Given request: Work out how many lines have "processing" in them. Give only that number.

## START

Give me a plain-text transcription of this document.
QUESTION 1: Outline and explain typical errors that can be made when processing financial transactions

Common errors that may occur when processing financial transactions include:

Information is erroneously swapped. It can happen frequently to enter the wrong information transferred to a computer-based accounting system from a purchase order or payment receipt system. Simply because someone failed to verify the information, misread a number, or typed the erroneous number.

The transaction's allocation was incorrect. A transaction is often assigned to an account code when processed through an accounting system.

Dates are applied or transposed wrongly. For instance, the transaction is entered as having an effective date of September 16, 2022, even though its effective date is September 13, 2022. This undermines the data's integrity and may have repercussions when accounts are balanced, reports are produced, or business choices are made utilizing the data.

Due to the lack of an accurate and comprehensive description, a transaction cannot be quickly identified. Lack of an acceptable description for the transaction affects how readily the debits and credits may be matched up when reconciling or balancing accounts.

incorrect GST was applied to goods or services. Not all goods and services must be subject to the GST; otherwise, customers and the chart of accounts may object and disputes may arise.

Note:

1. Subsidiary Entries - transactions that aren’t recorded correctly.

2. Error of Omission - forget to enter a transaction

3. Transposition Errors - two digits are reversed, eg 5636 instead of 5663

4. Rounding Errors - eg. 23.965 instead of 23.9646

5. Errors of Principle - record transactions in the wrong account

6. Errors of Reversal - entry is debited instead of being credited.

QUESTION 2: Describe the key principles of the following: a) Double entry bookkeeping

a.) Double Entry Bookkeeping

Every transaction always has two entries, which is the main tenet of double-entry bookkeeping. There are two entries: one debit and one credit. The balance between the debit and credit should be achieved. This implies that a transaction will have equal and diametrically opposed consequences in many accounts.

## END
## START

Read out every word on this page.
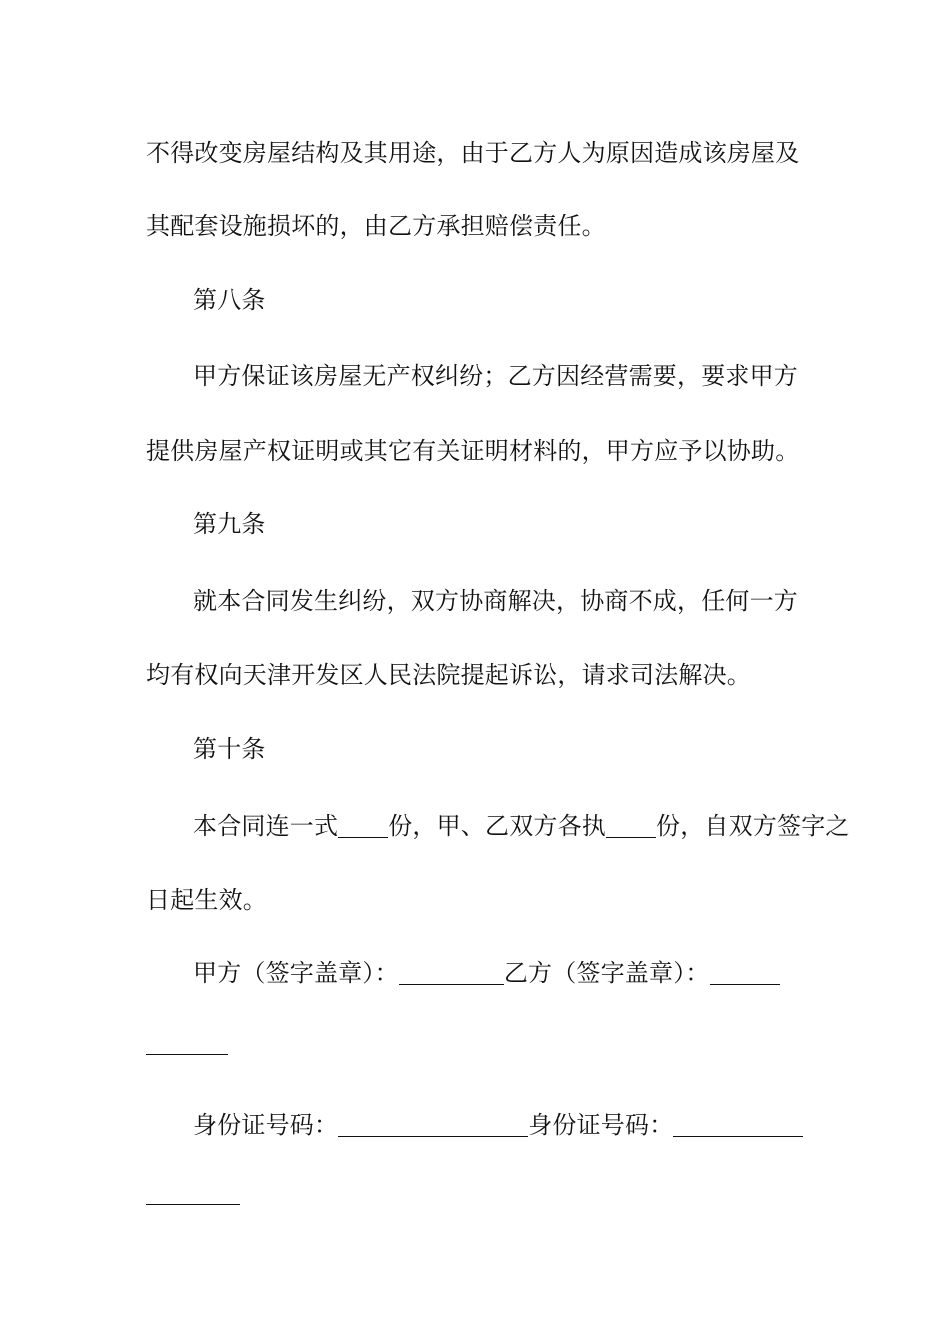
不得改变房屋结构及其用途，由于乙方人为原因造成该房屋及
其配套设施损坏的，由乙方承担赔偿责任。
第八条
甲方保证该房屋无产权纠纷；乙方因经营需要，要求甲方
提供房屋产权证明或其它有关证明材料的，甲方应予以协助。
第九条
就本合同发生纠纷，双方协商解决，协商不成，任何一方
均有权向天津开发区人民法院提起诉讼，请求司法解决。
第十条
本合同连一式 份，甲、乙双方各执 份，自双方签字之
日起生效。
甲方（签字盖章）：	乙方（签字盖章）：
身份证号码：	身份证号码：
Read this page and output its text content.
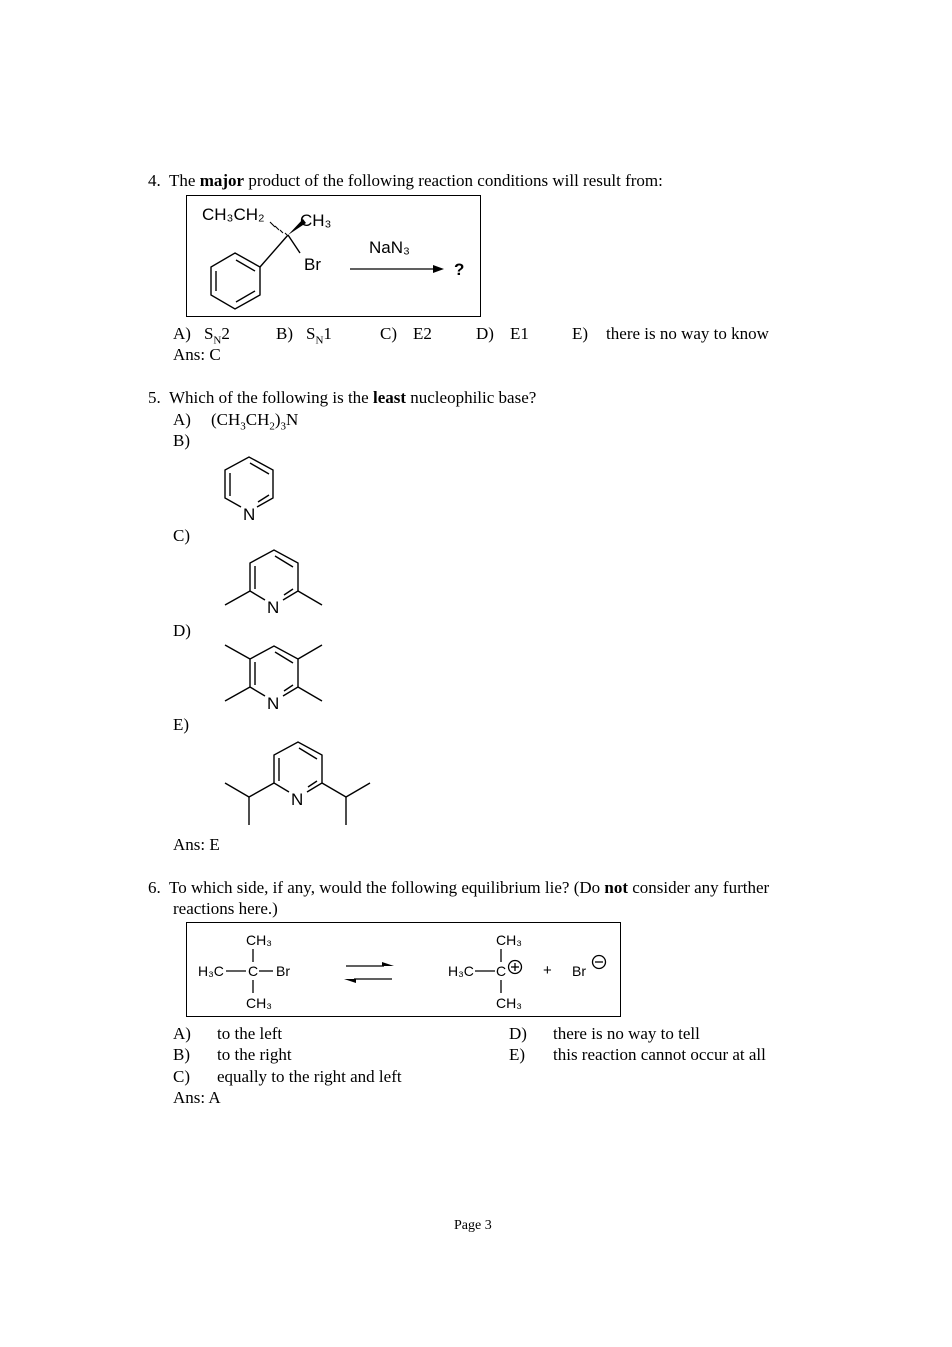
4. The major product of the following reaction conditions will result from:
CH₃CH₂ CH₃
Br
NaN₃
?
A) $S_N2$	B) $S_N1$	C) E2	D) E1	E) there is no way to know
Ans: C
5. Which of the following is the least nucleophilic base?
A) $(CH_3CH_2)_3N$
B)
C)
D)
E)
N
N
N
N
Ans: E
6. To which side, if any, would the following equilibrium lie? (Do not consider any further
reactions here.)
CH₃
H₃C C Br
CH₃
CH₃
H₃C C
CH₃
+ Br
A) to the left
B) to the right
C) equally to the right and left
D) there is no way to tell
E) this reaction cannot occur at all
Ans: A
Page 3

## END

Written response: 2